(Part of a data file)

+++

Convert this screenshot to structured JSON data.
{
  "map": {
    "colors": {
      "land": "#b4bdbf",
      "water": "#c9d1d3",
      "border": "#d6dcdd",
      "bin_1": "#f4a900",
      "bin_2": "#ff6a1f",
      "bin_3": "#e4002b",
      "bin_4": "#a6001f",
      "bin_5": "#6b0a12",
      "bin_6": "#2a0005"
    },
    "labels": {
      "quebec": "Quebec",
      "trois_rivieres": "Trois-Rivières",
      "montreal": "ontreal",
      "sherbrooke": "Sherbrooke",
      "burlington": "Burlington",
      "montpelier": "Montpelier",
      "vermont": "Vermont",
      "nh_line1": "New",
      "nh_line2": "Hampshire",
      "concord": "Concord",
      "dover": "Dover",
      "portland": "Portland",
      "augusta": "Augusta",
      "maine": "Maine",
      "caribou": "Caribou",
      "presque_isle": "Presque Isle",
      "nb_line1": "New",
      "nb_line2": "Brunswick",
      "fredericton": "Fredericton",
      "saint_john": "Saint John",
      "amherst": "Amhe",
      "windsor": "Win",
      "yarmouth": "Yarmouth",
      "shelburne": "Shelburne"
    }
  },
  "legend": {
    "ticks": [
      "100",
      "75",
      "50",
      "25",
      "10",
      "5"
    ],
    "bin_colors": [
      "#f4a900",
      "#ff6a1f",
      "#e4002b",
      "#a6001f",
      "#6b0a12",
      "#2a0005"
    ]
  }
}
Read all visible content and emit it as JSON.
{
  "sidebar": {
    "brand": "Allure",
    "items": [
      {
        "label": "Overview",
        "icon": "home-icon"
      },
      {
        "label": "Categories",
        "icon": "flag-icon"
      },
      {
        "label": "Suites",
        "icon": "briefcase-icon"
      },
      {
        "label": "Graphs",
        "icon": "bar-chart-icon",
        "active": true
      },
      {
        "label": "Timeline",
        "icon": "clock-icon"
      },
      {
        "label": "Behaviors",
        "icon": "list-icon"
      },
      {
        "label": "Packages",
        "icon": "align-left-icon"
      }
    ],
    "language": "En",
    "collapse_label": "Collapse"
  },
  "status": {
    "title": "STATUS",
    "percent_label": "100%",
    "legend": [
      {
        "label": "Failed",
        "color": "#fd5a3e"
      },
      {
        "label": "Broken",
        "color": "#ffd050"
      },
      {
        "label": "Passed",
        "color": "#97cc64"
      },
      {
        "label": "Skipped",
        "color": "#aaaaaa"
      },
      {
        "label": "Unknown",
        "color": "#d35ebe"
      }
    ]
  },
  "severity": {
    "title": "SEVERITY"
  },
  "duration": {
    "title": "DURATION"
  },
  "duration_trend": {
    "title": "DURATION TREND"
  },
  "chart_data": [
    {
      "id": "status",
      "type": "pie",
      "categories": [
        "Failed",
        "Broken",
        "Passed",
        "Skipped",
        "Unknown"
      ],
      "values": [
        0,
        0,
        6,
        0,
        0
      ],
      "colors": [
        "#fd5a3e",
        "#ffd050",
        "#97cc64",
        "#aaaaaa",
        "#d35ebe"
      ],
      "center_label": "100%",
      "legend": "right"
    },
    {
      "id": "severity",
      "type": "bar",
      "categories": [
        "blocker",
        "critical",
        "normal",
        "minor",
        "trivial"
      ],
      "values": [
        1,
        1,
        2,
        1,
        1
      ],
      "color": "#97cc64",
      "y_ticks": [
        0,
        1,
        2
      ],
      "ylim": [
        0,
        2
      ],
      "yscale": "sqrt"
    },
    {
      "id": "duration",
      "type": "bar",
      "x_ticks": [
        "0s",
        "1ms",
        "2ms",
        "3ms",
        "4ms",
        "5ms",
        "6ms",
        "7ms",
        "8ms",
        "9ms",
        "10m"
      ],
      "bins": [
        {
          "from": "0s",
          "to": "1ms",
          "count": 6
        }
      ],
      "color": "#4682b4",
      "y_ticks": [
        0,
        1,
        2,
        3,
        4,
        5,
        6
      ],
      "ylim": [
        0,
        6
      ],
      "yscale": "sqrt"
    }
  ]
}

+++

**Set exercise**
Go through the listing and copy all of it exactly.

**Exercise solution**
Convert this screenshot to structured JSON data.
{
  "map": {
    "colors": {
      "land": "#b4bdbf",
      "water": "#c9d1d3",
      "border": "#d6dcdd",
      "bin_1": "#f4a900",
      "bin_2": "#ff6a1f",
      "bin_3": "#e4002b",
      "bin_4": "#a6001f",
      "bin_5": "#6b0a12",
      "bin_6": "#2a0005"
    },
    "labels": {
      "quebec": "Quebec",
      "trois_rivieres": "Trois-Rivières",
      "montreal": "ontreal",
      "sherbrooke": "Sherbrooke",
      "burlington": "Burlington",
      "montpelier": "Montpelier",
      "vermont": "Vermont",
      "nh_line1": "New",
      "nh_line2": "Hampshire",
      "concord": "Concord",
      "dover": "Dover",
      "portland": "Portland",
      "augusta": "Augusta",
      "maine": "Maine",
      "caribou": "Caribou",
      "presque_isle": "Presque Isle",
      "nb_line1": "New",
      "nb_line2": "Brunswick",
      "fredericton": "Fredericton",
      "saint_john": "Saint John",
      "amherst": "Amhe",
      "windsor": "Win",
      "yarmouth": "Yarmouth",
      "shelburne": "Shelburne"
    }
  },
  "legend": {
    "ticks": [
      "100",
      "75",
      "50",
      "25",
      "10",
      "5"
    ],
    "bin_colors": [
      "#f4a900",
      "#ff6a1f",
      "#e4002b",
      "#a6001f",
      "#6b0a12",
      "#2a0005"
    ]
  }
}
Read all visible content and emit it as JSON.
{
  "sidebar": {
    "brand": "Allure",
    "items": [
      {
        "label": "Overview",
        "icon": "home-icon"
      },
      {
        "label": "Categories",
        "icon": "flag-icon"
      },
      {
        "label": "Suites",
        "icon": "briefcase-icon"
      },
      {
        "label": "Graphs",
        "icon": "bar-chart-icon",
        "active": true
      },
      {
        "label": "Timeline",
        "icon": "clock-icon"
      },
      {
        "label": "Behaviors",
        "icon": "list-icon"
      },
      {
        "label": "Packages",
        "icon": "align-left-icon"
      }
    ],
    "language": "En",
    "collapse_label": "Collapse"
  },
  "status": {
    "title": "STATUS",
    "percent_label": "100%",
    "legend": [
      {
        "label": "Failed",
        "color": "#fd5a3e"
      },
      {
        "label": "Broken",
        "color": "#ffd050"
      },
      {
        "label": "Passed",
        "color": "#97cc64"
      },
      {
        "label": "Skipped",
        "color": "#aaaaaa"
      },
      {
        "label": "Unknown",
        "color": "#d35ebe"
      }
    ]
  },
  "severity": {
    "title": "SEVERITY"
  },
  "duration": {
    "title": "DURATION"
  },
  "duration_trend": {
    "title": "DURATION TREND"
  },
  "chart_data": [
    {
      "id": "status",
      "type": "pie",
      "categories": [
        "Failed",
        "Broken",
        "Passed",
        "Skipped",
        "Unknown"
      ],
      "values": [
        0,
        0,
        6,
        0,
        0
      ],
      "colors": [
        "#fd5a3e",
        "#ffd050",
        "#97cc64",
        "#aaaaaa",
        "#d35ebe"
      ],
      "center_label": "100%",
      "legend": "right"
    },
    {
      "id": "severity",
      "type": "bar",
      "categories": [
        "blocker",
        "critical",
        "normal",
        "minor",
        "trivial"
      ],
      "values": [
        1,
        1,
        2,
        1,
        1
      ],
      "color": "#97cc64",
      "y_ticks": [
        0,
        1,
        2
      ],
      "ylim": [
        0,
        2
      ],
      "yscale": "sqrt"
    },
    {
      "id": "duration",
      "type": "bar",
      "x_ticks": [
        "0s",
        "1ms",
        "2ms",
        "3ms",
        "4ms",
        "5ms",
        "6ms",
        "7ms",
        "8ms",
        "9ms",
        "10m"
      ],
      "bins": [
        {
          "from": "0s",
          "to": "1ms",
          "count": 6
        }
      ],
      "color": "#4682b4",
      "y_ticks": [
        0,
        1,
        2,
        3,
        4,
        5,
        6
      ],
      "ylim": [
        0,
        6
      ],
      "yscale": "sqrt"
    }
  ]
}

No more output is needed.